======== Given information ========

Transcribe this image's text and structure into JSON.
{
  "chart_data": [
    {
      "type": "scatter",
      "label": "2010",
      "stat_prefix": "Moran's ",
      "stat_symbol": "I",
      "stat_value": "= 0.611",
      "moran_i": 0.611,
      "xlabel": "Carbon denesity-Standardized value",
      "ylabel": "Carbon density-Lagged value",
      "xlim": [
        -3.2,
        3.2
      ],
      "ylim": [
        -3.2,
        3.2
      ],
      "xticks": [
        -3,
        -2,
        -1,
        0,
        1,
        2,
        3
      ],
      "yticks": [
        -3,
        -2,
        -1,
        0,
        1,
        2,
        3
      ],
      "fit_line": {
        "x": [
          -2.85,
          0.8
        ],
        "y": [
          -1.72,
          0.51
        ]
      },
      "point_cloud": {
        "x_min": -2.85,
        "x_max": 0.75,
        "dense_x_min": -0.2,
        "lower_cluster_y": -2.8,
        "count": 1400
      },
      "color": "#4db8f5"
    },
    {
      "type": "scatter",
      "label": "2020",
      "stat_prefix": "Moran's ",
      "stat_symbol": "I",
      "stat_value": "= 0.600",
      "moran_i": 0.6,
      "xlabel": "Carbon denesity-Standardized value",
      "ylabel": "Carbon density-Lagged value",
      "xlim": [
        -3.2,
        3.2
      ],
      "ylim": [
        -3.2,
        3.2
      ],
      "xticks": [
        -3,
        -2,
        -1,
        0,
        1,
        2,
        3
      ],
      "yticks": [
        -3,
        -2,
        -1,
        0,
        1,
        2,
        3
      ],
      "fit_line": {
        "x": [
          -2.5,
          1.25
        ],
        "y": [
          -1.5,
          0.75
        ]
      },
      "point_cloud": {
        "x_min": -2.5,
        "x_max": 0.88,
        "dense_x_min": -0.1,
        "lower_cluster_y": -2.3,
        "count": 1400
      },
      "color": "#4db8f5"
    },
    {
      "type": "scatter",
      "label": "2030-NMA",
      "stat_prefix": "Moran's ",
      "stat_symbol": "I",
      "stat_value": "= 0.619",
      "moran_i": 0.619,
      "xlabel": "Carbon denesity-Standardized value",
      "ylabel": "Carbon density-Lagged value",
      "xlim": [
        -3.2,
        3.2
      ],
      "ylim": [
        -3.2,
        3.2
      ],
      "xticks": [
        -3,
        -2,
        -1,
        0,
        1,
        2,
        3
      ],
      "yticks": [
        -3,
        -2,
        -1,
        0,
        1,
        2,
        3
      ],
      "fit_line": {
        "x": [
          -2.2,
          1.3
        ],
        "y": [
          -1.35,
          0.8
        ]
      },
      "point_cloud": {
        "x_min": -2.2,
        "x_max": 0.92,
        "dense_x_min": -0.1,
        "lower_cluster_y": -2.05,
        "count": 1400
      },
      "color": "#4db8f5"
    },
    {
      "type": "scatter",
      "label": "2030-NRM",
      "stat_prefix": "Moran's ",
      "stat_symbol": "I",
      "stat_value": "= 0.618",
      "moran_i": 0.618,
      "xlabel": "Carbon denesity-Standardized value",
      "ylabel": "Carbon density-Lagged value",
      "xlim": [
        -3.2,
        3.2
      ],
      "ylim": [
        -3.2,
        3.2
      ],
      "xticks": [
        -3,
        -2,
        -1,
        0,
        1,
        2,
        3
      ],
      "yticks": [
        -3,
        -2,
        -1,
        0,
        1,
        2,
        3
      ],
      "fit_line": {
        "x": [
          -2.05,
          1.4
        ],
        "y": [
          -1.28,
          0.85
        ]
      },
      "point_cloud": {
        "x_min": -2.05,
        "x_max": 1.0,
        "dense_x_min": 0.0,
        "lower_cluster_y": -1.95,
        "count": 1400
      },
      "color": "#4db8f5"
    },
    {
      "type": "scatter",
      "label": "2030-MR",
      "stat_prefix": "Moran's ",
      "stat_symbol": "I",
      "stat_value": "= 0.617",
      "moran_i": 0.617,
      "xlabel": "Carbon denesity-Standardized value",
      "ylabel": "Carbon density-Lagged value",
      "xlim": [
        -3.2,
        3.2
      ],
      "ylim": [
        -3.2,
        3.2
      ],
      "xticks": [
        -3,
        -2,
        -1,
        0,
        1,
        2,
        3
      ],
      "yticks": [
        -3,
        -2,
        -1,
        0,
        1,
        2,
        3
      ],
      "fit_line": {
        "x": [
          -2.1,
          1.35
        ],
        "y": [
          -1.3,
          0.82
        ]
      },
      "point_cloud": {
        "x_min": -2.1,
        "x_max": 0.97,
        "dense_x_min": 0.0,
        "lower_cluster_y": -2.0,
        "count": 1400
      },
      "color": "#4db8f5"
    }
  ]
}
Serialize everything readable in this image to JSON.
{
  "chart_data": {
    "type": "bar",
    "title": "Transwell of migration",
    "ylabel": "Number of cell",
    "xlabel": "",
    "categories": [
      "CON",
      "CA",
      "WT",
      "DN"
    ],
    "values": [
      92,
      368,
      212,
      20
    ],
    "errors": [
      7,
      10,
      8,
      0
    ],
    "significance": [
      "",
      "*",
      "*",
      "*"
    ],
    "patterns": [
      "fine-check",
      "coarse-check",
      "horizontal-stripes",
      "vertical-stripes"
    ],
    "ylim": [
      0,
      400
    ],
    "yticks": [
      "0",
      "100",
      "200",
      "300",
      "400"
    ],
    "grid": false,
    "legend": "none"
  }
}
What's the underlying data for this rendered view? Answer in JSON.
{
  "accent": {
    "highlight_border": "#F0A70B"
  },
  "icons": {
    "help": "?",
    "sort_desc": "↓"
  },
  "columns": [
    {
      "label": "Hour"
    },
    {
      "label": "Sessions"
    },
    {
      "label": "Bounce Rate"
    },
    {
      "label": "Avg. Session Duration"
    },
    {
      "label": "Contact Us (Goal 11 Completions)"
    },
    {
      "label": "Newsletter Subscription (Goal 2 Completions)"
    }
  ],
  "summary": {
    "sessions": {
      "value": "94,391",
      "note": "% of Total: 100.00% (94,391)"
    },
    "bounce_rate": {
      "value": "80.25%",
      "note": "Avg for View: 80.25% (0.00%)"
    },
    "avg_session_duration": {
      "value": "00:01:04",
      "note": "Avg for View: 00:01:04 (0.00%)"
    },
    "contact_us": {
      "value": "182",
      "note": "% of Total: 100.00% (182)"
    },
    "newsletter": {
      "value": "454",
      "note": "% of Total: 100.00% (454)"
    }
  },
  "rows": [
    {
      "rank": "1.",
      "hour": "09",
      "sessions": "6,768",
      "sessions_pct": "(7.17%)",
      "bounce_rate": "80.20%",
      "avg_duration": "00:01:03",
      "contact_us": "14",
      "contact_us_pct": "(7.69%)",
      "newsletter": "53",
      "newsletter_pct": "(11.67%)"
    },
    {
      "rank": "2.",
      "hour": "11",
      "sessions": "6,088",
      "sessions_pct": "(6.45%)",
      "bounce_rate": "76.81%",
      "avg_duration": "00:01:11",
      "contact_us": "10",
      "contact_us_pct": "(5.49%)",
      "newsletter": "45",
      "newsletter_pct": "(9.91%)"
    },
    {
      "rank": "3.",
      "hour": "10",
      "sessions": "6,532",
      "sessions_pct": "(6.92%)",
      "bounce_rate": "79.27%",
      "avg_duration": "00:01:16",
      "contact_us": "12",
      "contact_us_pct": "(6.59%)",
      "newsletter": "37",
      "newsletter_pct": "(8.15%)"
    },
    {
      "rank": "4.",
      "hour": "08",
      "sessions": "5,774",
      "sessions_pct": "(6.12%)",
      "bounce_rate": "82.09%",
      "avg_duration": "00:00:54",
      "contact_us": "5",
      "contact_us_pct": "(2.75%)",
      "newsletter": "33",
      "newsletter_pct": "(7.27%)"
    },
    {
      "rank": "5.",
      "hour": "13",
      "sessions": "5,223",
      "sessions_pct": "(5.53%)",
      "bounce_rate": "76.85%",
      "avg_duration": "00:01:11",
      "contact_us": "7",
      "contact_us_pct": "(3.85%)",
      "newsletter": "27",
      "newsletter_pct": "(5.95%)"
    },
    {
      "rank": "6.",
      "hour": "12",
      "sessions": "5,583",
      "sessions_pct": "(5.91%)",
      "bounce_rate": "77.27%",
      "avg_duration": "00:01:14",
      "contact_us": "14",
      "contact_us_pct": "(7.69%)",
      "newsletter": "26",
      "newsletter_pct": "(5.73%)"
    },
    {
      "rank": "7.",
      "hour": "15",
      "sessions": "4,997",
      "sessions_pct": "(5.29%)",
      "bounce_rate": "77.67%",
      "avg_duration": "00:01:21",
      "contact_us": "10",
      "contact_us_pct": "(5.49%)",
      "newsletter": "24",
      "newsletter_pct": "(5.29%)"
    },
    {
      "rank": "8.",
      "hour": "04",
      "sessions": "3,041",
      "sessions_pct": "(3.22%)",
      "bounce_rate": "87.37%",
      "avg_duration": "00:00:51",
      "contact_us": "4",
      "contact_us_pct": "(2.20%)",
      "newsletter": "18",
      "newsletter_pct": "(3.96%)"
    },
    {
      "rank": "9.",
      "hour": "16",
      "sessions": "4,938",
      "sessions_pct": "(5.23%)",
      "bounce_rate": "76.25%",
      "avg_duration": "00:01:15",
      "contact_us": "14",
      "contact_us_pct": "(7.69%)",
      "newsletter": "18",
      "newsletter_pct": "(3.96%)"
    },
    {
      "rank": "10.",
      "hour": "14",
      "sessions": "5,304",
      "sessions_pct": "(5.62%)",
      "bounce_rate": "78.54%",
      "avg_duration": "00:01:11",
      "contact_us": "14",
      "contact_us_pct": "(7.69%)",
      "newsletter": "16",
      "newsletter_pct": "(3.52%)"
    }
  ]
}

========

**Given instruction**
Copy out all lines where the word "Total" appears.

**Right answer**
      "note": "% of Total: 100.00% (94,391)"
      "note": "% of Total: 100.00% (182)"
      "note": "% of Total: 100.00% (454)"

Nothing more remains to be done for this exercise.